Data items
----
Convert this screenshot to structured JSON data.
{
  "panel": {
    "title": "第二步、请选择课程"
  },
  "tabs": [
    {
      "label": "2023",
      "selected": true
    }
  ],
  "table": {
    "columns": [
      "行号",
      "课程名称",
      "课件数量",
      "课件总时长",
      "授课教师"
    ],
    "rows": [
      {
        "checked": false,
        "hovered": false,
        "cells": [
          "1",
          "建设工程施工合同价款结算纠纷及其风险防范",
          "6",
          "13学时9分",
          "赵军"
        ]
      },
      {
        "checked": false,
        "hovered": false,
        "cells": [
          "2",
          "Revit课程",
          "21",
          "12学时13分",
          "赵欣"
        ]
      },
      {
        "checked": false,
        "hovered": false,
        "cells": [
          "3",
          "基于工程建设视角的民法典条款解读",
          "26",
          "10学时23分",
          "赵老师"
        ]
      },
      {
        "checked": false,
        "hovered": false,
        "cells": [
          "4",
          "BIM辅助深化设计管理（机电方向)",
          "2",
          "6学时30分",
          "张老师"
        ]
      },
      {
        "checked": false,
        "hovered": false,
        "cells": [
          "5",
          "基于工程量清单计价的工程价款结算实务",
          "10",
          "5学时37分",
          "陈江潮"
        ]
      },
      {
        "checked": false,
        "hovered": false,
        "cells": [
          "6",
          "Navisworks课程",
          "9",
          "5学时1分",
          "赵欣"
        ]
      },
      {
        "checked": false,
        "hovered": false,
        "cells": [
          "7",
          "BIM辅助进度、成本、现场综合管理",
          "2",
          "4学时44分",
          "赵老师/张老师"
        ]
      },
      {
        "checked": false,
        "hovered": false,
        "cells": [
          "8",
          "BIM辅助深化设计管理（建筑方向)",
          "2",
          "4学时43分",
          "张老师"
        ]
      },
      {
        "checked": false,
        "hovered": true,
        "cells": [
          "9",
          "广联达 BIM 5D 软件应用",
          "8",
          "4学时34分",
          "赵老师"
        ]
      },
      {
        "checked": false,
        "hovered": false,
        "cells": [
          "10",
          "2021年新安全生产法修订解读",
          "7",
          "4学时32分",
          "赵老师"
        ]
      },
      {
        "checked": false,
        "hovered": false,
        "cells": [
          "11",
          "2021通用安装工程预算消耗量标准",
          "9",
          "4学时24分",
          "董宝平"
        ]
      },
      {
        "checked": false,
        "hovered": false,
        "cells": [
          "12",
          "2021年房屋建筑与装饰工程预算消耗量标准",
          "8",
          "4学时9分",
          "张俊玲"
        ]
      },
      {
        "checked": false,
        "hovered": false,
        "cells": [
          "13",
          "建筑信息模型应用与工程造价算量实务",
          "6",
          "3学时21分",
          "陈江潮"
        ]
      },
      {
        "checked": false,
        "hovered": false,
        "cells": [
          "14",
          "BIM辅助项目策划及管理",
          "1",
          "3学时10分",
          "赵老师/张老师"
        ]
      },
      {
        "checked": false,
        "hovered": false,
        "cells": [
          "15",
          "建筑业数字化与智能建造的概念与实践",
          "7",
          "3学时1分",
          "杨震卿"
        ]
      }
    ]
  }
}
----
**Directions**
Return the listing above in its exact form.

**Finished task**
Convert this screenshot to structured JSON data.
{
  "panel": {
    "title": "第二步、请选择课程"
  },
  "tabs": [
    {
      "label": "2023",
      "selected": true
    }
  ],
  "table": {
    "columns": [
      "行号",
      "课程名称",
      "课件数量",
      "课件总时长",
      "授课教师"
    ],
    "rows": [
      {
        "checked": false,
        "hovered": false,
        "cells": [
          "1",
          "建设工程施工合同价款结算纠纷及其风险防范",
          "6",
          "13学时9分",
          "赵军"
        ]
      },
      {
        "checked": false,
        "hovered": false,
        "cells": [
          "2",
          "Revit课程",
          "21",
          "12学时13分",
          "赵欣"
        ]
      },
      {
        "checked": false,
        "hovered": false,
        "cells": [
          "3",
          "基于工程建设视角的民法典条款解读",
          "26",
          "10学时23分",
          "赵老师"
        ]
      },
      {
        "checked": false,
        "hovered": false,
        "cells": [
          "4",
          "BIM辅助深化设计管理（机电方向)",
          "2",
          "6学时30分",
          "张老师"
        ]
      },
      {
        "checked": false,
        "hovered": false,
        "cells": [
          "5",
          "基于工程量清单计价的工程价款结算实务",
          "10",
          "5学时37分",
          "陈江潮"
        ]
      },
      {
        "checked": false,
        "hovered": false,
        "cells": [
          "6",
          "Navisworks课程",
          "9",
          "5学时1分",
          "赵欣"
        ]
      },
      {
        "checked": false,
        "hovered": false,
        "cells": [
          "7",
          "BIM辅助进度、成本、现场综合管理",
          "2",
          "4学时44分",
          "赵老师/张老师"
        ]
      },
      {
        "checked": false,
        "hovered": false,
        "cells": [
          "8",
          "BIM辅助深化设计管理（建筑方向)",
          "2",
          "4学时43分",
          "张老师"
        ]
      },
      {
        "checked": false,
        "hovered": true,
        "cells": [
          "9",
          "广联达 BIM 5D 软件应用",
          "8",
          "4学时34分",
          "赵老师"
        ]
      },
      {
        "checked": false,
        "hovered": false,
        "cells": [
          "10",
          "2021年新安全生产法修订解读",
          "7",
          "4学时32分",
          "赵老师"
        ]
      },
      {
        "checked": false,
        "hovered": false,
        "cells": [
          "11",
          "2021通用安装工程预算消耗量标准",
          "9",
          "4学时24分",
          "董宝平"
        ]
      },
      {
        "checked": false,
        "hovered": false,
        "cells": [
          "12",
          "2021年房屋建筑与装饰工程预算消耗量标准",
          "8",
          "4学时9分",
          "张俊玲"
        ]
      },
      {
        "checked": false,
        "hovered": false,
        "cells": [
          "13",
          "建筑信息模型应用与工程造价算量实务",
          "6",
          "3学时21分",
          "陈江潮"
        ]
      },
      {
        "checked": false,
        "hovered": false,
        "cells": [
          "14",
          "BIM辅助项目策划及管理",
          "1",
          "3学时10分",
          "赵老师/张老师"
        ]
      },
      {
        "checked": false,
        "hovered": false,
        "cells": [
          "15",
          "建筑业数字化与智能建造的概念与实践",
          "7",
          "3学时1分",
          "杨震卿"
        ]
      }
    ]
  }
}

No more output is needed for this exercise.